§ **EXERCISE REQUIREMENTS**
From the records, pick out and copy each line containing "MEANS".
______________________________
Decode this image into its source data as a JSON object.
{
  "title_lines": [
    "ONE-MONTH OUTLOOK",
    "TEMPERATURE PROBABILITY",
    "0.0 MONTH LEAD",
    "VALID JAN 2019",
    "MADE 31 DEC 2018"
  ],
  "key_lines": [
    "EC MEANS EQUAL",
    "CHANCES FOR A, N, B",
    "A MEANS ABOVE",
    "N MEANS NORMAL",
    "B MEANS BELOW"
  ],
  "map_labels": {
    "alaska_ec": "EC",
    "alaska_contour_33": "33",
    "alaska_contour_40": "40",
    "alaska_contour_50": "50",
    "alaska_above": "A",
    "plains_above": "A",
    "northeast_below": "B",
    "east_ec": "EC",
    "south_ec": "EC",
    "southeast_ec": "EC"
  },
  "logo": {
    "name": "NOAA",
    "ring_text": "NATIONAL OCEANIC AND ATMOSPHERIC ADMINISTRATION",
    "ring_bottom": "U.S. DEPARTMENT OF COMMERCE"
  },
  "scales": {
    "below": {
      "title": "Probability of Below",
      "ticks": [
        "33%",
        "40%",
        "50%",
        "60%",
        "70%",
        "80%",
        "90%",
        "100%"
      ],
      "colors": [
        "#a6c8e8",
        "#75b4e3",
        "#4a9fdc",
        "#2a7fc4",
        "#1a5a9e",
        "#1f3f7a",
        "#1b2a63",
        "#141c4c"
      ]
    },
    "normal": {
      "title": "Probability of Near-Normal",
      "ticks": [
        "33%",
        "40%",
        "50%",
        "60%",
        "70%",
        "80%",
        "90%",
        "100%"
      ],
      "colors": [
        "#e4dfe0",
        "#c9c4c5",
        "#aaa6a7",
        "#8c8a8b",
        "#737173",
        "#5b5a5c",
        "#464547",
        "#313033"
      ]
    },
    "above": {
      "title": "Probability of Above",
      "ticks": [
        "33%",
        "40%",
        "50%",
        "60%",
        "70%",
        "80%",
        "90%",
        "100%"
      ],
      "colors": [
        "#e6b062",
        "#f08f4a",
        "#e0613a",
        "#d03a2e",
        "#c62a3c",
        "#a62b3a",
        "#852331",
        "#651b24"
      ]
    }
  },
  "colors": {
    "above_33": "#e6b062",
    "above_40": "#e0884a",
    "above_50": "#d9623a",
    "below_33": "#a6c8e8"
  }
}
______________________________
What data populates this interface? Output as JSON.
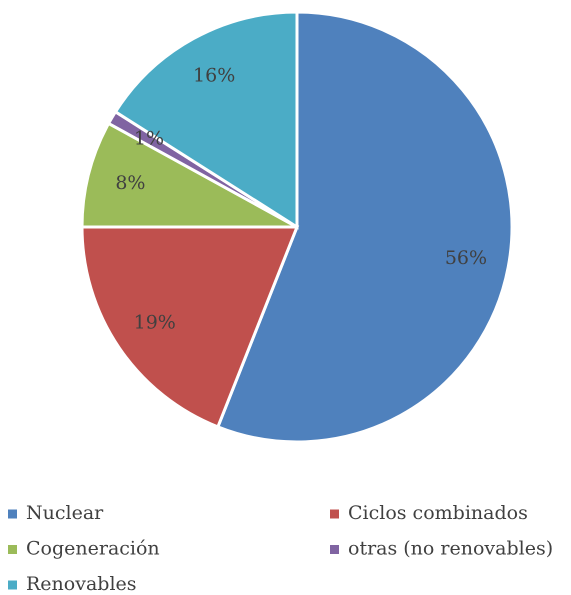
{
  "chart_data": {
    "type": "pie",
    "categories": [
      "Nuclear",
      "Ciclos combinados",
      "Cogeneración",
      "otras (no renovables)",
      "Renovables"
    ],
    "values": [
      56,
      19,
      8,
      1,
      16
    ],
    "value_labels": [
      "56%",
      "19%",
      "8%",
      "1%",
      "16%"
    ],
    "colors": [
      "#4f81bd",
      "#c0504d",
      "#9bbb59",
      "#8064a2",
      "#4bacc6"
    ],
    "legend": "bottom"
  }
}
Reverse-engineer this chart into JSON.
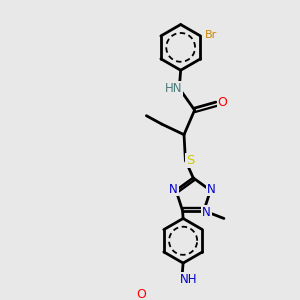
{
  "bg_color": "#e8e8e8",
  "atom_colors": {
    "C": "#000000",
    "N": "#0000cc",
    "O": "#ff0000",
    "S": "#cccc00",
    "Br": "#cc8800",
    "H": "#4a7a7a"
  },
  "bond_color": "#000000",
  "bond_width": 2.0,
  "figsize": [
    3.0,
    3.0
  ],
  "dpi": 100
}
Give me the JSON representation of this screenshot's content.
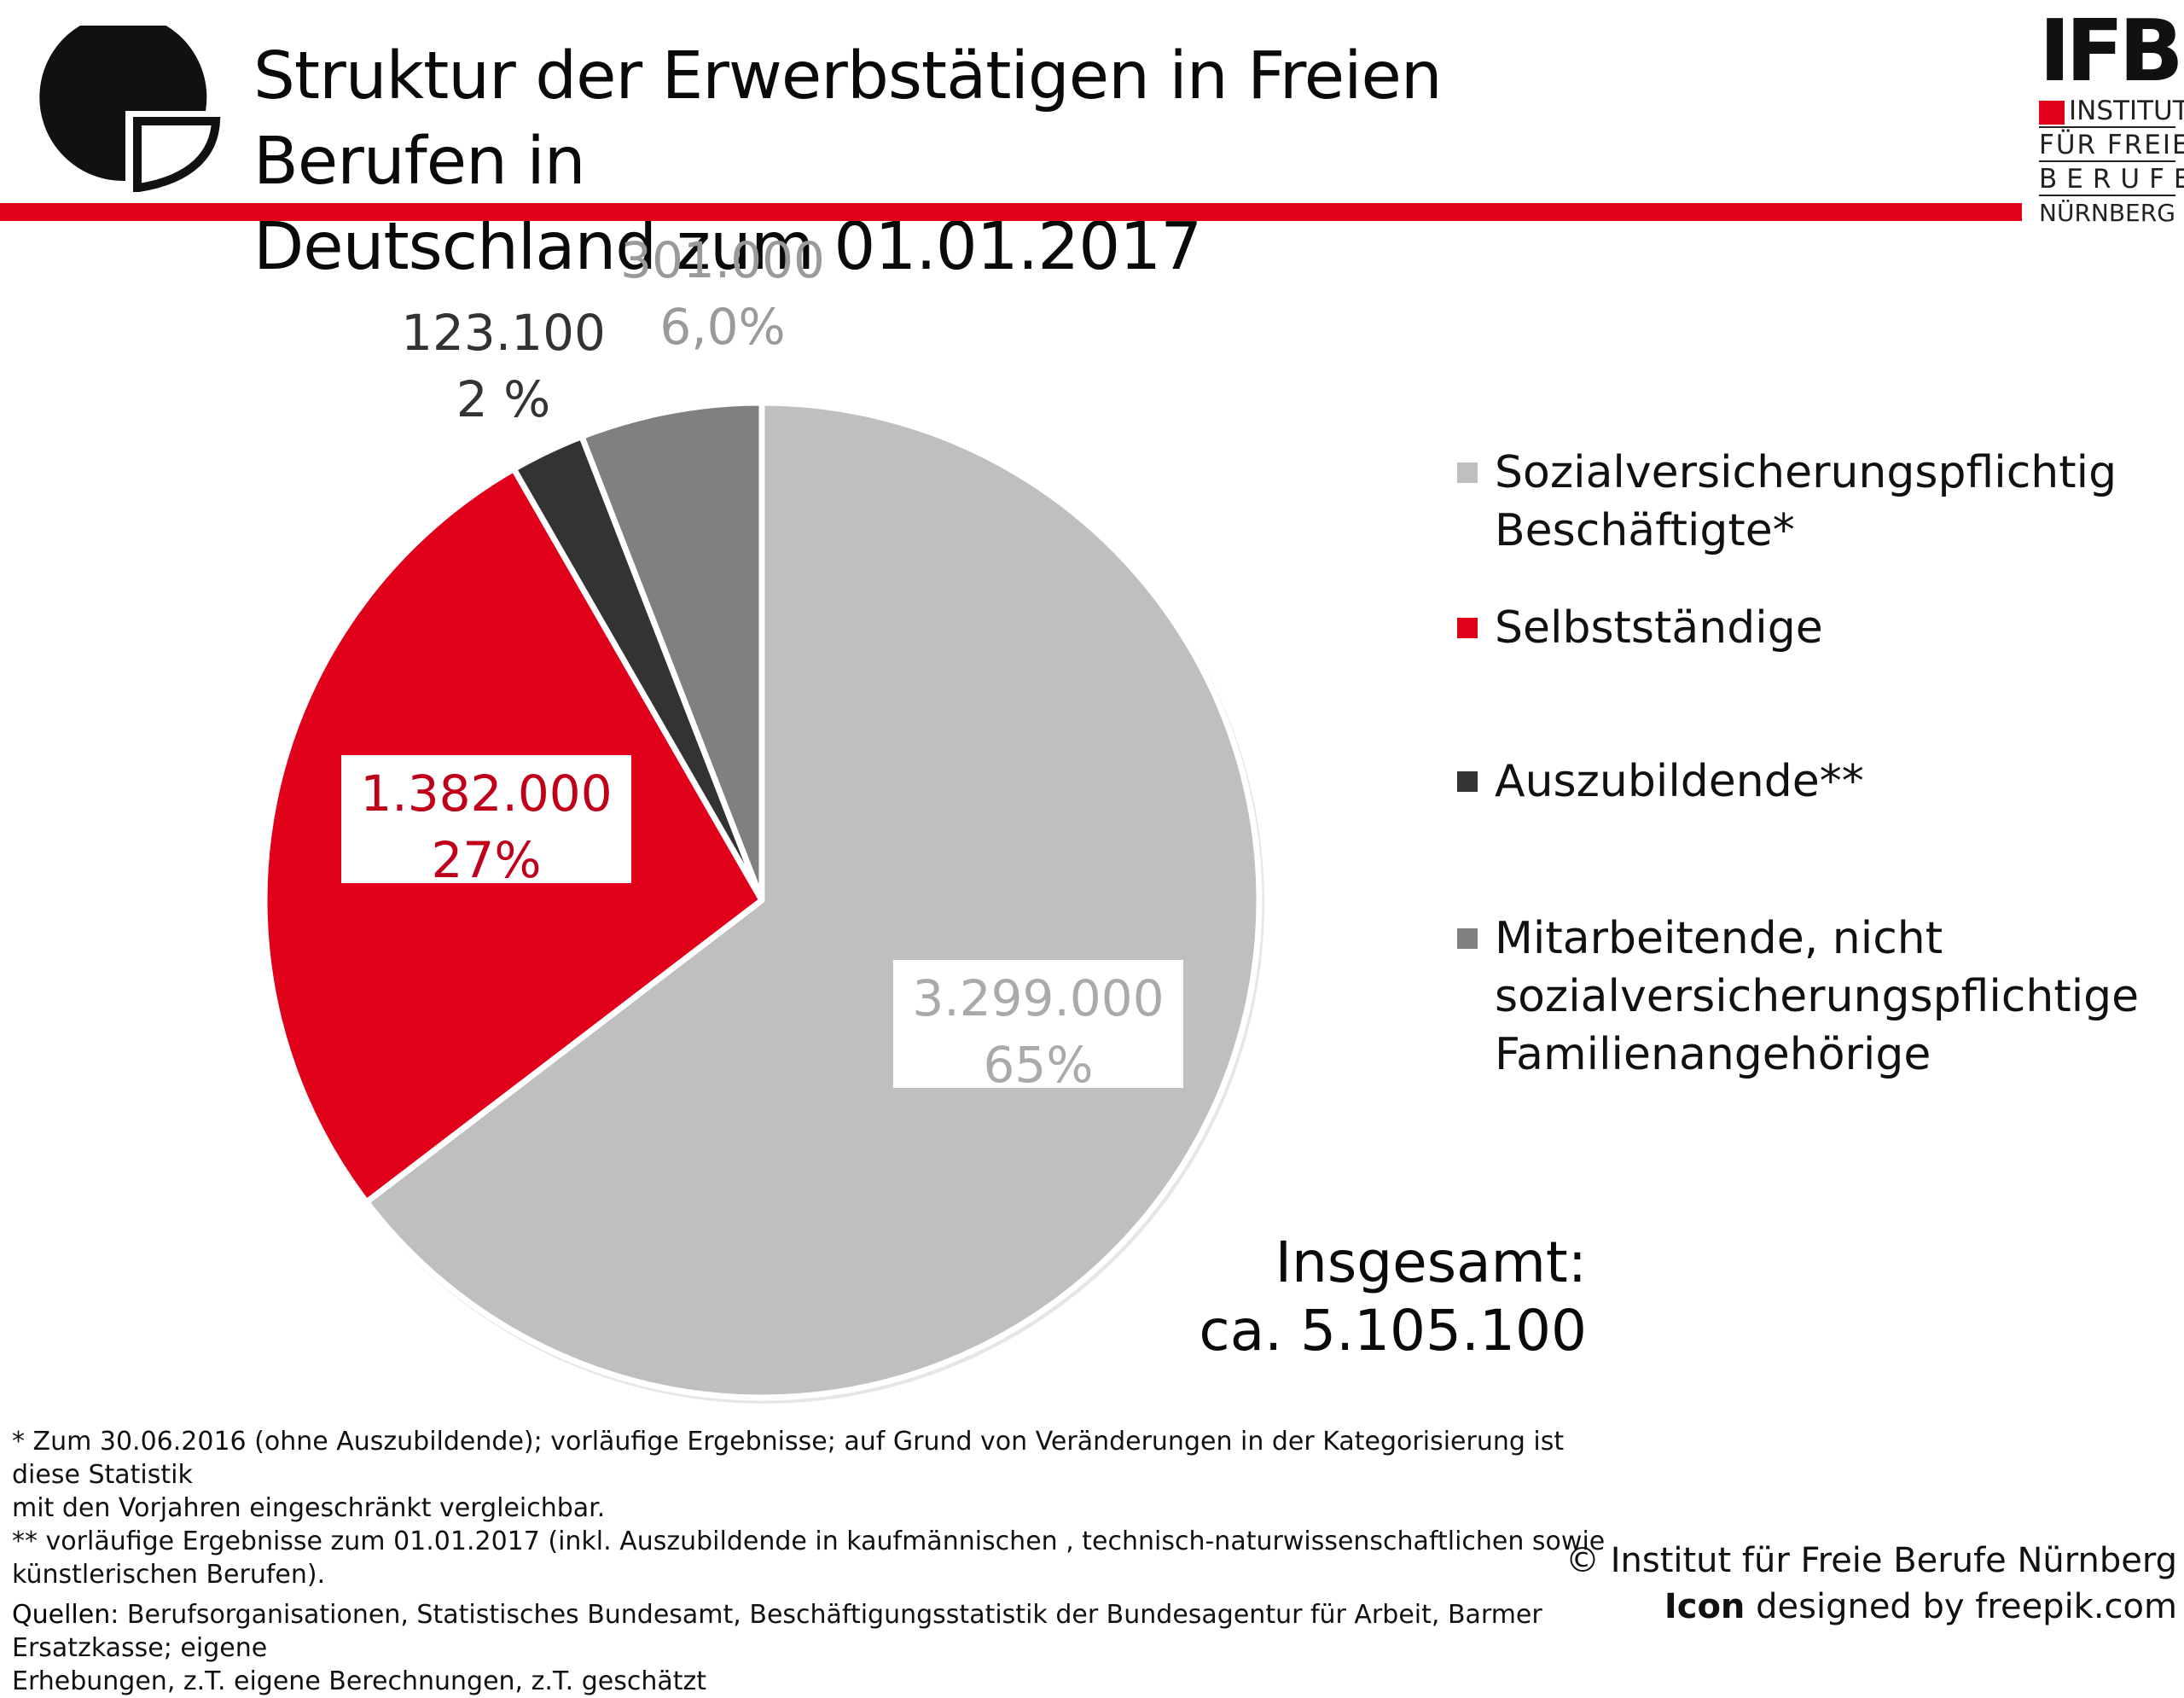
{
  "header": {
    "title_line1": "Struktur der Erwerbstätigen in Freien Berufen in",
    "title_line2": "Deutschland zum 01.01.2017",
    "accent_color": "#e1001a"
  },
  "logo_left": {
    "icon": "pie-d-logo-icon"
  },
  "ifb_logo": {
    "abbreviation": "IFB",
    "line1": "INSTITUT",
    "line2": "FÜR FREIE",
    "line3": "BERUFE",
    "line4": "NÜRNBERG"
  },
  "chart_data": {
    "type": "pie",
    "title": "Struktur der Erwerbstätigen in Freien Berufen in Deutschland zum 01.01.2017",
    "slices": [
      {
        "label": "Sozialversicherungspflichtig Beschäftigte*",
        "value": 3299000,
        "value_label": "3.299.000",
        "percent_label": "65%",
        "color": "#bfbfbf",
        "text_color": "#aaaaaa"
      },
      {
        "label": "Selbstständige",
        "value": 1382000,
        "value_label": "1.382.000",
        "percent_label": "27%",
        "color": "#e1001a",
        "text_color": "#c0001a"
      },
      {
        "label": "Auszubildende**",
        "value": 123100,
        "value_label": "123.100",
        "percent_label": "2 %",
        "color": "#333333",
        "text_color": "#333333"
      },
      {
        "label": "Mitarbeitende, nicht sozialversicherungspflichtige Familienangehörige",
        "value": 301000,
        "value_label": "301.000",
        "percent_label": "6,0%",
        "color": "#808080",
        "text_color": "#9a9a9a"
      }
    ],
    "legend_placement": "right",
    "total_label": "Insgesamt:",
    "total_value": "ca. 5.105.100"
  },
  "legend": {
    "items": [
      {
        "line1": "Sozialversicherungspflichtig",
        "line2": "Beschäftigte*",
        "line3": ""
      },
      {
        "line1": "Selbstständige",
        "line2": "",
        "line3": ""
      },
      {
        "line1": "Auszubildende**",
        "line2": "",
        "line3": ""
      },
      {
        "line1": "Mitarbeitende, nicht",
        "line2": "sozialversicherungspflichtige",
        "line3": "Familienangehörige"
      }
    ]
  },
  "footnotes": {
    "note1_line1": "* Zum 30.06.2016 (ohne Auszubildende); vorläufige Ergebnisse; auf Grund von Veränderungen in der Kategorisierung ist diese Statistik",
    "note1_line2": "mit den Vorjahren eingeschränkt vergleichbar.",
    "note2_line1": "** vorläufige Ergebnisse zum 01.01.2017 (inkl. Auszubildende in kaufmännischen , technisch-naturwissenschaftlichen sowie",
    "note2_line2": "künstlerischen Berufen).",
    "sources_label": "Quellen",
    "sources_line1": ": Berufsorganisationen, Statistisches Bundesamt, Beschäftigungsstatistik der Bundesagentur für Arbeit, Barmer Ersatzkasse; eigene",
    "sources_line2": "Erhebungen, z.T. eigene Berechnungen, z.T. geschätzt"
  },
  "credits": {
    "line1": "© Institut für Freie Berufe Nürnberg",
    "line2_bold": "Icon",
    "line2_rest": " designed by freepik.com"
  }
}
______________________________
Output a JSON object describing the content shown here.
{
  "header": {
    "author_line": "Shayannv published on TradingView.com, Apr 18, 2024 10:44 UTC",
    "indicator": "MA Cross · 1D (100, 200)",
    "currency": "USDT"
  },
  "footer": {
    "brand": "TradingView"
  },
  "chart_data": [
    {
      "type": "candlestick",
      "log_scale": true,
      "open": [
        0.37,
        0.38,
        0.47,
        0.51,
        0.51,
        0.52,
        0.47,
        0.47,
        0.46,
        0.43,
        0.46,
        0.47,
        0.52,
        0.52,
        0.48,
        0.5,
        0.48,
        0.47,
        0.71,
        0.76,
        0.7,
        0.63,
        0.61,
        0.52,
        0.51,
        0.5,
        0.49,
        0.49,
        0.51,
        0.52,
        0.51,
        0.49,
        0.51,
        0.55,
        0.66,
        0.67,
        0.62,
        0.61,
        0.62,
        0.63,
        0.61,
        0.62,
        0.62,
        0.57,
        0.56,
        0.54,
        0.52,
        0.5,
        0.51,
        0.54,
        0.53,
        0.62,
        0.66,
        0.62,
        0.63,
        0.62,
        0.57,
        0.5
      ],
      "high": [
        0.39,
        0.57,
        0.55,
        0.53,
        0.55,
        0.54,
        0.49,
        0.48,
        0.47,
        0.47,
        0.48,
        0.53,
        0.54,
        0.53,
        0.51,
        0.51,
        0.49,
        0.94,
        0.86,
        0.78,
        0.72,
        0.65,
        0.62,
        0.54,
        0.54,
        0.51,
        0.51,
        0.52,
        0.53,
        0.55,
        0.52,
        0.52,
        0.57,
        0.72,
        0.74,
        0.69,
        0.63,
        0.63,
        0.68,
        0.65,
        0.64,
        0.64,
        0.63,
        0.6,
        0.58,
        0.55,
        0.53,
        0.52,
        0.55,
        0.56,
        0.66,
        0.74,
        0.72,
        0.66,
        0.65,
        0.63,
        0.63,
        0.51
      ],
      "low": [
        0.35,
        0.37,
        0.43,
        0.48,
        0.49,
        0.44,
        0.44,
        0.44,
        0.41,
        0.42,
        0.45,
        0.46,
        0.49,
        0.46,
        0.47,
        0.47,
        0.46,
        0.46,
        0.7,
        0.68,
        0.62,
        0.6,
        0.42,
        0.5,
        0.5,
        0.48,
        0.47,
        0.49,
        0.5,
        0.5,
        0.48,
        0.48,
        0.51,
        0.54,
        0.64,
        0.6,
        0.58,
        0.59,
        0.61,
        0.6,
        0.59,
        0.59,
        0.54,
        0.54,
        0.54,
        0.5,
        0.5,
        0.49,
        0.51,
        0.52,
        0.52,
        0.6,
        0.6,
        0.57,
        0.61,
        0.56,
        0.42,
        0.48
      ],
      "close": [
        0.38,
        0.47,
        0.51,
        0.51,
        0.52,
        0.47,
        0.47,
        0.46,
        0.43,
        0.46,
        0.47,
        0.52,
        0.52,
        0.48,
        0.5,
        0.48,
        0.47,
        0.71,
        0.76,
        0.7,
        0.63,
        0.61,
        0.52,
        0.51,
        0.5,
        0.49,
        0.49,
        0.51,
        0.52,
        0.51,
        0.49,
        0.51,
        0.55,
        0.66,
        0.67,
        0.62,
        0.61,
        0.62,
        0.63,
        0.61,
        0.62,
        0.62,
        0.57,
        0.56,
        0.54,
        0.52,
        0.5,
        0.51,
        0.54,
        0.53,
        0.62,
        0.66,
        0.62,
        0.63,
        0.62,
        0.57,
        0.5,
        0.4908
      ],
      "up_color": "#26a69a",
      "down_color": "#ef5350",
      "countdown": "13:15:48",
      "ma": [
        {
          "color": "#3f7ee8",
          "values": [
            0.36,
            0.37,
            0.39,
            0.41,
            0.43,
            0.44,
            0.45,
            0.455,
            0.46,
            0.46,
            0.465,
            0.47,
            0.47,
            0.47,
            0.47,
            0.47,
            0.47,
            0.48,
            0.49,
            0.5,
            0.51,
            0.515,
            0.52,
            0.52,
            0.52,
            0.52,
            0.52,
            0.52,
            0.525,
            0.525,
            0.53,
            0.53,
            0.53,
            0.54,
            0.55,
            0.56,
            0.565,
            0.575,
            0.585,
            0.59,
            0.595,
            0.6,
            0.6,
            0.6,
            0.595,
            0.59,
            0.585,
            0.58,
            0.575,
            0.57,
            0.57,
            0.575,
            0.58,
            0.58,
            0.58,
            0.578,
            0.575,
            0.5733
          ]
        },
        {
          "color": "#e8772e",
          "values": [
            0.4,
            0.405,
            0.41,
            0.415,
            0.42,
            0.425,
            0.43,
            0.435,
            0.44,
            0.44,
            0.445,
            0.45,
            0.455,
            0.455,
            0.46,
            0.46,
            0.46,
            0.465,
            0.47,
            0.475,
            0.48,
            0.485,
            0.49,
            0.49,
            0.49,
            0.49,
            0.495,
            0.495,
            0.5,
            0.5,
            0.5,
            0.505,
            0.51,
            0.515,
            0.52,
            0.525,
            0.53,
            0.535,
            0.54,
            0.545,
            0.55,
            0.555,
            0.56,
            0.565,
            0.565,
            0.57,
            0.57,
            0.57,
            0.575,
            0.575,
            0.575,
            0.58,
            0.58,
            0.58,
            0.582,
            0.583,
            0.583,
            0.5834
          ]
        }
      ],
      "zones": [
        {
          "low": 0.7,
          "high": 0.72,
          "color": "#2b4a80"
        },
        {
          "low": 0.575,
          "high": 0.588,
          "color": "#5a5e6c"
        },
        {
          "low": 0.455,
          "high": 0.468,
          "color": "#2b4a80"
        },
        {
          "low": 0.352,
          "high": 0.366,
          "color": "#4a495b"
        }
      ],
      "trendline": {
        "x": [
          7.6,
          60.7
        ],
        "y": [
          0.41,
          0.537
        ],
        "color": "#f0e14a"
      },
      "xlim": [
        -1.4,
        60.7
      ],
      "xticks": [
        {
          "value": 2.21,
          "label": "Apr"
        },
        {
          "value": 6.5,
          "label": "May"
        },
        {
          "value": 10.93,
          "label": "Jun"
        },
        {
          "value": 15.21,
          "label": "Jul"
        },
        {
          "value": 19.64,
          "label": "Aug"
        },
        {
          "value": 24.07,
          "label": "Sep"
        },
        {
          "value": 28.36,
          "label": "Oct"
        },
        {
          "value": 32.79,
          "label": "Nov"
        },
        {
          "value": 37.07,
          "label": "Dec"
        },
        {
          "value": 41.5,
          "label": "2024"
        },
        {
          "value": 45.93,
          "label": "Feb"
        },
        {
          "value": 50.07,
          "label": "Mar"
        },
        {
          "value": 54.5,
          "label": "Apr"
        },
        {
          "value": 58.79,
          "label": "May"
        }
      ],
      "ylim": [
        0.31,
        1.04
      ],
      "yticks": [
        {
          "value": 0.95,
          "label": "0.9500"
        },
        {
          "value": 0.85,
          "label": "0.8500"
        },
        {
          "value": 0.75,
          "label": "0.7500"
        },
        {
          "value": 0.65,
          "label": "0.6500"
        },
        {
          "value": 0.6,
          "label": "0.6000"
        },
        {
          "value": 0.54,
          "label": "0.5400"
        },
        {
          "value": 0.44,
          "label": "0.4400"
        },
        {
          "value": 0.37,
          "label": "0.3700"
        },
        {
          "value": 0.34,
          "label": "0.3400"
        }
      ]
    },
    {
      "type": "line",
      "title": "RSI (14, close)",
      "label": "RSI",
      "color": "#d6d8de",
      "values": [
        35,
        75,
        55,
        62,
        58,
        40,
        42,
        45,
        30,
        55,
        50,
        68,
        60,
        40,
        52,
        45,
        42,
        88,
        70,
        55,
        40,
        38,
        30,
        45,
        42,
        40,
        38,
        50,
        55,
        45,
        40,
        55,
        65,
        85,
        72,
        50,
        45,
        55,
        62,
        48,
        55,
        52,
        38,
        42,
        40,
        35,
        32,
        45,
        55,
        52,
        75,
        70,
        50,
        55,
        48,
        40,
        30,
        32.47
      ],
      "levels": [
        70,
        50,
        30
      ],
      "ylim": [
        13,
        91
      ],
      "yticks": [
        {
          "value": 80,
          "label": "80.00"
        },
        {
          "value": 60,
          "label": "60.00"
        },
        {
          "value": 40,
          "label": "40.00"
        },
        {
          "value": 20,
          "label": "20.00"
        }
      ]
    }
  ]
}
______________________________
§ **EXERCISE ANSWER**
    "EC MEANS EQUAL",
    "A MEANS ABOVE",
    "N MEANS NORMAL",
    "B MEANS BELOW"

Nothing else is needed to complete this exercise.